Excerpted data:
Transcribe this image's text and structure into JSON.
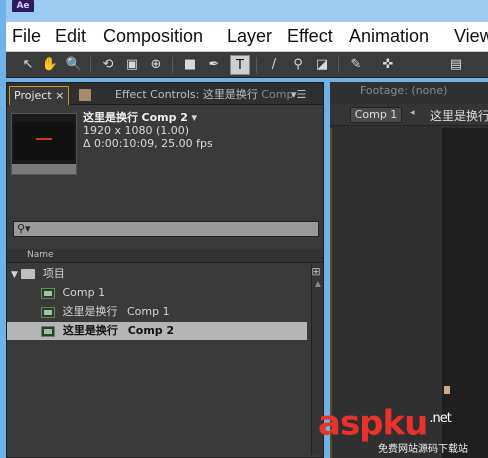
{
  "app": {
    "logo": "Ae"
  },
  "menubar": {
    "items": [
      "File",
      "Edit",
      "Composition",
      "Layer",
      "Effect",
      "Animation",
      "View"
    ]
  },
  "toolbar": {
    "tools": [
      {
        "name": "selection-tool",
        "glyph": "↖"
      },
      {
        "name": "hand-tool",
        "glyph": "✋"
      },
      {
        "name": "zoom-tool",
        "glyph": "🔍"
      },
      {
        "name": "rotation-tool",
        "glyph": "⟲"
      },
      {
        "name": "camera-tool",
        "glyph": "▣"
      },
      {
        "name": "pan-behind-tool",
        "glyph": "⊕"
      },
      {
        "name": "rectangle-tool",
        "glyph": "■"
      },
      {
        "name": "pen-tool",
        "glyph": "✒"
      },
      {
        "name": "type-tool",
        "glyph": "T"
      },
      {
        "name": "brush-tool",
        "glyph": "/"
      },
      {
        "name": "clone-stamp-tool",
        "glyph": "⚲"
      },
      {
        "name": "eraser-tool",
        "glyph": "◪"
      },
      {
        "name": "roto-brush-tool",
        "glyph": "✎"
      },
      {
        "name": "puppet-pin-tool",
        "glyph": "✜"
      },
      {
        "name": "workspace-icon",
        "glyph": "▤"
      }
    ],
    "active_tool": "type-tool"
  },
  "project_panel": {
    "tab_label": "Project",
    "tab_close": "×",
    "effect_controls_label": "Effect Controls: 这里是换行",
    "effect_controls_trailing": "Comp",
    "panel_menu_glyph": "▾☰",
    "selected_item": {
      "name": "这里是换行",
      "comp": "Comp 2",
      "dropdown_glyph": "▾",
      "resolution": "1920 x 1080 (1.00)",
      "duration": "Δ 0:00:10:09, 25.00 fps"
    },
    "search": {
      "glyph": "⚲▾",
      "value": ""
    },
    "column_header": "Name",
    "items": [
      {
        "type": "folder",
        "label": "项目",
        "sub": ""
      },
      {
        "type": "comp",
        "label": "Comp 1",
        "sub": ""
      },
      {
        "type": "comp",
        "label": "这里是换行",
        "sub": "Comp 1"
      },
      {
        "type": "comp",
        "label": "这里是换行",
        "sub": "Comp 2",
        "selected": true
      }
    ]
  },
  "viewer_panel": {
    "footage_label": "Footage: (none)",
    "comp_button": "Comp 1",
    "nav_arrow": "◂",
    "comp_name": "这里是换行"
  },
  "watermark": {
    "text": "aspku",
    "suffix": ".net",
    "subtitle": "免费网站源码下载站"
  },
  "colors": {
    "accent_tab_border": "#c89830",
    "selection_bg": "#b5b5b5",
    "watermark": "#e8322b"
  }
}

Written exercise:
Output, exactly, all the records above; include no pictures.

Answer to the exercise:
Transcribe this image's text and structure into JSON.
{
  "app": {
    "logo": "Ae"
  },
  "menubar": {
    "items": [
      "File",
      "Edit",
      "Composition",
      "Layer",
      "Effect",
      "Animation",
      "View"
    ]
  },
  "toolbar": {
    "tools": [
      {
        "name": "selection-tool",
        "glyph": "↖"
      },
      {
        "name": "hand-tool",
        "glyph": "✋"
      },
      {
        "name": "zoom-tool",
        "glyph": "🔍"
      },
      {
        "name": "rotation-tool",
        "glyph": "⟲"
      },
      {
        "name": "camera-tool",
        "glyph": "▣"
      },
      {
        "name": "pan-behind-tool",
        "glyph": "⊕"
      },
      {
        "name": "rectangle-tool",
        "glyph": "■"
      },
      {
        "name": "pen-tool",
        "glyph": "✒"
      },
      {
        "name": "type-tool",
        "glyph": "T"
      },
      {
        "name": "brush-tool",
        "glyph": "/"
      },
      {
        "name": "clone-stamp-tool",
        "glyph": "⚲"
      },
      {
        "name": "eraser-tool",
        "glyph": "◪"
      },
      {
        "name": "roto-brush-tool",
        "glyph": "✎"
      },
      {
        "name": "puppet-pin-tool",
        "glyph": "✜"
      },
      {
        "name": "workspace-icon",
        "glyph": "▤"
      }
    ],
    "active_tool": "type-tool"
  },
  "project_panel": {
    "tab_label": "Project",
    "tab_close": "×",
    "effect_controls_label": "Effect Controls: 这里是换行",
    "effect_controls_trailing": "Comp",
    "panel_menu_glyph": "▾☰",
    "selected_item": {
      "name": "这里是换行",
      "comp": "Comp 2",
      "dropdown_glyph": "▾",
      "resolution": "1920 x 1080 (1.00)",
      "duration": "Δ 0:00:10:09, 25.00 fps"
    },
    "search": {
      "glyph": "⚲▾",
      "value": ""
    },
    "column_header": "Name",
    "items": [
      {
        "type": "folder",
        "label": "项目",
        "sub": ""
      },
      {
        "type": "comp",
        "label": "Comp 1",
        "sub": ""
      },
      {
        "type": "comp",
        "label": "这里是换行",
        "sub": "Comp 1"
      },
      {
        "type": "comp",
        "label": "这里是换行",
        "sub": "Comp 2",
        "selected": true
      }
    ]
  },
  "viewer_panel": {
    "footage_label": "Footage: (none)",
    "comp_button": "Comp 1",
    "nav_arrow": "◂",
    "comp_name": "这里是换行"
  },
  "watermark": {
    "text": "aspku",
    "suffix": ".net",
    "subtitle": "免费网站源码下载站"
  },
  "colors": {
    "accent_tab_border": "#c89830",
    "selection_bg": "#b5b5b5",
    "watermark": "#e8322b"
  }
}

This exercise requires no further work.